▶ [Your goal] Repeat the listing in full. Nothing may be added or left out.

+++ Data listing +++

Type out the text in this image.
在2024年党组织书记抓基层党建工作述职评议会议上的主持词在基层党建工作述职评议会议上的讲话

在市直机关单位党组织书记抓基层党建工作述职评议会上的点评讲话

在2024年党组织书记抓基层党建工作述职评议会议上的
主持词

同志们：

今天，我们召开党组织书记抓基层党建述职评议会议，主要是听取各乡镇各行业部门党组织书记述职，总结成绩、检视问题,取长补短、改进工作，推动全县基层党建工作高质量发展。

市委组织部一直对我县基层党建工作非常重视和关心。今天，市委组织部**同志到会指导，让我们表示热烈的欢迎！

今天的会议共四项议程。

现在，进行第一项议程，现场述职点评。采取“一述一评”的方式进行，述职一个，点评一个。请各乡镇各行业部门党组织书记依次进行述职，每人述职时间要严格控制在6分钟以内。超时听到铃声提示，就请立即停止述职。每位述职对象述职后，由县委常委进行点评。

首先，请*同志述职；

+++

▶ [Solved exercise]
Type out the text in this image.
在2024年党组织书记抓基层党建工作述职评议会议上的主持词在基层党建工作述职评议会议上的讲话

在市直机关单位党组织书记抓基层党建工作述职评议会上的点评讲话

在2024年党组织书记抓基层党建工作述职评议会议上的
主持词

同志们：

今天，我们召开党组织书记抓基层党建述职评议会议，主要是听取各乡镇各行业部门党组织书记述职，总结成绩、检视问题,取长补短、改进工作，推动全县基层党建工作高质量发展。

市委组织部一直对我县基层党建工作非常重视和关心。今天，市委组织部**同志到会指导，让我们表示热烈的欢迎！

今天的会议共四项议程。

现在，进行第一项议程，现场述职点评。采取“一述一评”的方式进行，述职一个，点评一个。请各乡镇各行业部门党组织书记依次进行述职，每人述职时间要严格控制在6分钟以内。超时听到铃声提示，就请立即停止述职。每位述职对象述职后，由县委常委进行点评。

首先，请*同志述职；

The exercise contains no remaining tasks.